**SHORT EXERCISE:** Extract every line below, verbatim.

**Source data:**
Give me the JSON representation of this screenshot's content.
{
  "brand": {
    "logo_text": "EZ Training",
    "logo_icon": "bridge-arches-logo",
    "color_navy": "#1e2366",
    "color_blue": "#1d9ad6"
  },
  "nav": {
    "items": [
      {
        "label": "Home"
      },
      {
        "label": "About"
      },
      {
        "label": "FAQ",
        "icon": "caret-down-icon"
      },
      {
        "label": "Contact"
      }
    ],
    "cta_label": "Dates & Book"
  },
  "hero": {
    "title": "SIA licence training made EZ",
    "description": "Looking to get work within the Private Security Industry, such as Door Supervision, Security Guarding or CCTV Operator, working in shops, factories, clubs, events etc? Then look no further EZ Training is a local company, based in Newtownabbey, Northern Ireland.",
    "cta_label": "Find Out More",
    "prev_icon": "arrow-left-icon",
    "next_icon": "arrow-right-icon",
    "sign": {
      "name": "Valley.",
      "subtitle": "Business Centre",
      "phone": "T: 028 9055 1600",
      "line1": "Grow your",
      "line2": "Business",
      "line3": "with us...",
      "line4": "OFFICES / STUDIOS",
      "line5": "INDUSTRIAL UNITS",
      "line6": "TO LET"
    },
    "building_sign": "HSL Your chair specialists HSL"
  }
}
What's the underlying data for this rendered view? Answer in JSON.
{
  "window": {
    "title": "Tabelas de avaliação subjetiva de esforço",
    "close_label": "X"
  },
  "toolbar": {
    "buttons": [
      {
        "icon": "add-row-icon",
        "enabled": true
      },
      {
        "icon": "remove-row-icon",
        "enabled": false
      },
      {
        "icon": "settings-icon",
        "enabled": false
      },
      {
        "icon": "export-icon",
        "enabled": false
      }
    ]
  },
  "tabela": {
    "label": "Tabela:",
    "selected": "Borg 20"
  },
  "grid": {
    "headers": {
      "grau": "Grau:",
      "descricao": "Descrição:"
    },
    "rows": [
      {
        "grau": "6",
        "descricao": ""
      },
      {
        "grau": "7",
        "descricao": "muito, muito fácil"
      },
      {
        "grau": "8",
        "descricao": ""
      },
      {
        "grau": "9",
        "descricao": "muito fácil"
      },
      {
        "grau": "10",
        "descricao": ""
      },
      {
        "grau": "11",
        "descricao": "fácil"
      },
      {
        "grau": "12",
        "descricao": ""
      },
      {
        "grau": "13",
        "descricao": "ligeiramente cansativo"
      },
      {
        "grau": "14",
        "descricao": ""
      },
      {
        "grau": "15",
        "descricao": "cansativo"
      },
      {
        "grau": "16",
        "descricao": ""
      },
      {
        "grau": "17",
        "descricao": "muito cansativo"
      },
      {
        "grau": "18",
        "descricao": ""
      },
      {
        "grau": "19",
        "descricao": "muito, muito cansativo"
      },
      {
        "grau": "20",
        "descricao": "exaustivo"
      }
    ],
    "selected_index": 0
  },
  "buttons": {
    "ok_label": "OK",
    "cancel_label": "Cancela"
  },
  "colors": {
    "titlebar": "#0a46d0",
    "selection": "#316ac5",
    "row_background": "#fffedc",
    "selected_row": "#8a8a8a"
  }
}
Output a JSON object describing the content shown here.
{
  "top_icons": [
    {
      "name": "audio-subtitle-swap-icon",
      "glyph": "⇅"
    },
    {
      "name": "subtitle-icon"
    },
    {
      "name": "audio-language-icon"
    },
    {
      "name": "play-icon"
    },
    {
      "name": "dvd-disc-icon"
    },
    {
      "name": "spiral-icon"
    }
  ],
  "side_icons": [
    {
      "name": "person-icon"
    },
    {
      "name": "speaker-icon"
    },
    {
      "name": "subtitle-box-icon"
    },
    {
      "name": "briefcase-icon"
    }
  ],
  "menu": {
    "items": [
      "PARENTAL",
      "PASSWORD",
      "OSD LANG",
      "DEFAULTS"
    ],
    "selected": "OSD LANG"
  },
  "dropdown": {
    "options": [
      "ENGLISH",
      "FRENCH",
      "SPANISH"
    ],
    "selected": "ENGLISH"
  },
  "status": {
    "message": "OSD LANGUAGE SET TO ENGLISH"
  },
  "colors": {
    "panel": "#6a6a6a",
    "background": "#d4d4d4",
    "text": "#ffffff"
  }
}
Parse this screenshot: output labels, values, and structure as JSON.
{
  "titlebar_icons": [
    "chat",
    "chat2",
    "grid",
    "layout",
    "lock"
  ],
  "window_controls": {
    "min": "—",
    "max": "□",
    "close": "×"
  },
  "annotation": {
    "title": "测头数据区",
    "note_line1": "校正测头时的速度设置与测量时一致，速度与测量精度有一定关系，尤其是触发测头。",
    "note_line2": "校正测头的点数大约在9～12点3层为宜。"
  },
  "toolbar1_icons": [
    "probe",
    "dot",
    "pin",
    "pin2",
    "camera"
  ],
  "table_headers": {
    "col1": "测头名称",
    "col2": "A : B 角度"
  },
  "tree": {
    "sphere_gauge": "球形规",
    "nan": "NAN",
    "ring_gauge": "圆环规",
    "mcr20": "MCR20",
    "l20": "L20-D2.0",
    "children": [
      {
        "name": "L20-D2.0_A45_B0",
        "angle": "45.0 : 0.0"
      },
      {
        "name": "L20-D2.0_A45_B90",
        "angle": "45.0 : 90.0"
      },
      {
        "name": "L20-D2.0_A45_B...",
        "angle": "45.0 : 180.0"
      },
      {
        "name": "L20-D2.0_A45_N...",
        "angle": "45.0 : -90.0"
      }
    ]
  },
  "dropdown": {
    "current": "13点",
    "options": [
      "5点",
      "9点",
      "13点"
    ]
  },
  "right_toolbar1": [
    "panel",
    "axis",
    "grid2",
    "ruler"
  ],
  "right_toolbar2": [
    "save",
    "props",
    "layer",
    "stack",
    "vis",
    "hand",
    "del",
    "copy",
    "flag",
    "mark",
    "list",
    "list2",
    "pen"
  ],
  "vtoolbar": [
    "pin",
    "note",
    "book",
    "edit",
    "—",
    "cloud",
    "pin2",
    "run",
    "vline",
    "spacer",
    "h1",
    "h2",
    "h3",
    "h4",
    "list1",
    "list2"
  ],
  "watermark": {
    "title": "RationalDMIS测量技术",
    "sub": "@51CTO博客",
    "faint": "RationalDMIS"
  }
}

**RESULT FOR THIS EXERCISE:**
Give me the JSON representation of this screenshot's content.
{
  "brand": {
    "logo_text": "EZ Training",
    "logo_icon": "bridge-arches-logo",
    "color_navy": "#1e2366",
    "color_blue": "#1d9ad6"
  },
  "nav": {
    "items": [
      {
        "label": "Home"
      },
      {
        "label": "About"
      },
      {
        "label": "FAQ",
        "icon": "caret-down-icon"
      },
      {
        "label": "Contact"
      }
    ],
    "cta_label": "Dates & Book"
  },
  "hero": {
    "title": "SIA licence training made EZ",
    "description": "Looking to get work within the Private Security Industry, such as Door Supervision, Security Guarding or CCTV Operator, working in shops, factories, clubs, events etc? Then look no further EZ Training is a local company, based in Newtownabbey, Northern Ireland.",
    "cta_label": "Find Out More",
    "prev_icon": "arrow-left-icon",
    "next_icon": "arrow-right-icon",
    "sign": {
      "name": "Valley.",
      "subtitle": "Business Centre",
      "phone": "T: 028 9055 1600",
      "line1": "Grow your",
      "line2": "Business",
      "line3": "with us...",
      "line4": "OFFICES / STUDIOS",
      "line5": "INDUSTRIAL UNITS",
      "line6": "TO LET"
    },
    "building_sign": "HSL Your chair specialists HSL"
  }
}
What's the underlying data for this rendered view? Answer in JSON.
{
  "window": {
    "title": "Tabelas de avaliação subjetiva de esforço",
    "close_label": "X"
  },
  "toolbar": {
    "buttons": [
      {
        "icon": "add-row-icon",
        "enabled": true
      },
      {
        "icon": "remove-row-icon",
        "enabled": false
      },
      {
        "icon": "settings-icon",
        "enabled": false
      },
      {
        "icon": "export-icon",
        "enabled": false
      }
    ]
  },
  "tabela": {
    "label": "Tabela:",
    "selected": "Borg 20"
  },
  "grid": {
    "headers": {
      "grau": "Grau:",
      "descricao": "Descrição:"
    },
    "rows": [
      {
        "grau": "6",
        "descricao": ""
      },
      {
        "grau": "7",
        "descricao": "muito, muito fácil"
      },
      {
        "grau": "8",
        "descricao": ""
      },
      {
        "grau": "9",
        "descricao": "muito fácil"
      },
      {
        "grau": "10",
        "descricao": ""
      },
      {
        "grau": "11",
        "descricao": "fácil"
      },
      {
        "grau": "12",
        "descricao": ""
      },
      {
        "grau": "13",
        "descricao": "ligeiramente cansativo"
      },
      {
        "grau": "14",
        "descricao": ""
      },
      {
        "grau": "15",
        "descricao": "cansativo"
      },
      {
        "grau": "16",
        "descricao": ""
      },
      {
        "grau": "17",
        "descricao": "muito cansativo"
      },
      {
        "grau": "18",
        "descricao": ""
      },
      {
        "grau": "19",
        "descricao": "muito, muito cansativo"
      },
      {
        "grau": "20",
        "descricao": "exaustivo"
      }
    ],
    "selected_index": 0
  },
  "buttons": {
    "ok_label": "OK",
    "cancel_label": "Cancela"
  },
  "colors": {
    "titlebar": "#0a46d0",
    "selection": "#316ac5",
    "row_background": "#fffedc",
    "selected_row": "#8a8a8a"
  }
}
Output a JSON object describing the content shown here.
{
  "top_icons": [
    {
      "name": "audio-subtitle-swap-icon",
      "glyph": "⇅"
    },
    {
      "name": "subtitle-icon"
    },
    {
      "name": "audio-language-icon"
    },
    {
      "name": "play-icon"
    },
    {
      "name": "dvd-disc-icon"
    },
    {
      "name": "spiral-icon"
    }
  ],
  "side_icons": [
    {
      "name": "person-icon"
    },
    {
      "name": "speaker-icon"
    },
    {
      "name": "subtitle-box-icon"
    },
    {
      "name": "briefcase-icon"
    }
  ],
  "menu": {
    "items": [
      "PARENTAL",
      "PASSWORD",
      "OSD LANG",
      "DEFAULTS"
    ],
    "selected": "OSD LANG"
  },
  "dropdown": {
    "options": [
      "ENGLISH",
      "FRENCH",
      "SPANISH"
    ],
    "selected": "ENGLISH"
  },
  "status": {
    "message": "OSD LANGUAGE SET TO ENGLISH"
  },
  "colors": {
    "panel": "#6a6a6a",
    "background": "#d4d4d4",
    "text": "#ffffff"
  }
}
Parse this screenshot: output labels, values, and structure as JSON.
{
  "titlebar_icons": [
    "chat",
    "chat2",
    "grid",
    "layout",
    "lock"
  ],
  "window_controls": {
    "min": "—",
    "max": "□",
    "close": "×"
  },
  "annotation": {
    "title": "测头数据区",
    "note_line1": "校正测头时的速度设置与测量时一致，速度与测量精度有一定关系，尤其是触发测头。",
    "note_line2": "校正测头的点数大约在9～12点3层为宜。"
  },
  "toolbar1_icons": [
    "probe",
    "dot",
    "pin",
    "pin2",
    "camera"
  ],
  "table_headers": {
    "col1": "测头名称",
    "col2": "A : B 角度"
  },
  "tree": {
    "sphere_gauge": "球形规",
    "nan": "NAN",
    "ring_gauge": "圆环规",
    "mcr20": "MCR20",
    "l20": "L20-D2.0",
    "children": [
      {
        "name": "L20-D2.0_A45_B0",
        "angle": "45.0 : 0.0"
      },
      {
        "name": "L20-D2.0_A45_B90",
        "angle": "45.0 : 90.0"
      },
      {
        "name": "L20-D2.0_A45_B...",
        "angle": "45.0 : 180.0"
      },
      {
        "name": "L20-D2.0_A45_N...",
        "angle": "45.0 : -90.0"
      }
    ]
  },
  "dropdown": {
    "current": "13点",
    "options": [
      "5点",
      "9点",
      "13点"
    ]
  },
  "right_toolbar1": [
    "panel",
    "axis",
    "grid2",
    "ruler"
  ],
  "right_toolbar2": [
    "save",
    "props",
    "layer",
    "stack",
    "vis",
    "hand",
    "del",
    "copy",
    "flag",
    "mark",
    "list",
    "list2",
    "pen"
  ],
  "vtoolbar": [
    "pin",
    "note",
    "book",
    "edit",
    "—",
    "cloud",
    "pin2",
    "run",
    "vline",
    "spacer",
    "h1",
    "h2",
    "h3",
    "h4",
    "list1",
    "list2"
  ],
  "watermark": {
    "title": "RationalDMIS测量技术",
    "sub": "@51CTO博客",
    "faint": "RationalDMIS"
  }
}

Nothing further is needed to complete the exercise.